→ Goal
Which lines hold the word "Sterne"? Copy each of them from the material.

Dataset excerpt:
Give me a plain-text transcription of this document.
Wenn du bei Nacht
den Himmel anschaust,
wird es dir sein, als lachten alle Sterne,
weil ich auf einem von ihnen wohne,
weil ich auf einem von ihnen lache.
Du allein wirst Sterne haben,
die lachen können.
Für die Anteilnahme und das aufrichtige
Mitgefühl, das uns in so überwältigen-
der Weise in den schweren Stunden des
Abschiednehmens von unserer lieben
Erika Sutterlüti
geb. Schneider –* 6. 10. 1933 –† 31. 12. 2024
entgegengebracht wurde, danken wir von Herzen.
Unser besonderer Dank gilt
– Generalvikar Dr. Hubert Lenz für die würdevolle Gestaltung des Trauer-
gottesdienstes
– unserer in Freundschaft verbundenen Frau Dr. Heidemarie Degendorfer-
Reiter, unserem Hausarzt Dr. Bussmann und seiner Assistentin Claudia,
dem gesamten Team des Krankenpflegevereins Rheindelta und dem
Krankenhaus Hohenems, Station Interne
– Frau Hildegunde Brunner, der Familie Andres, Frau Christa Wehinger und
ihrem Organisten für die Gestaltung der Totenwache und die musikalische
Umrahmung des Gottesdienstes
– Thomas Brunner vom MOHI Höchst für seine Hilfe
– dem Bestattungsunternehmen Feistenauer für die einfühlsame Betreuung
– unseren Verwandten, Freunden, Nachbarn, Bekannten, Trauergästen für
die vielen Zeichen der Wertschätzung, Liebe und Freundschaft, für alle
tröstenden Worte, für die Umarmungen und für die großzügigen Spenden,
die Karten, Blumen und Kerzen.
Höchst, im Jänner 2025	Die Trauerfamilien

→ Result
wird es dir sein, als lachten alle Sterne,
Du allein wirst Sterne haben,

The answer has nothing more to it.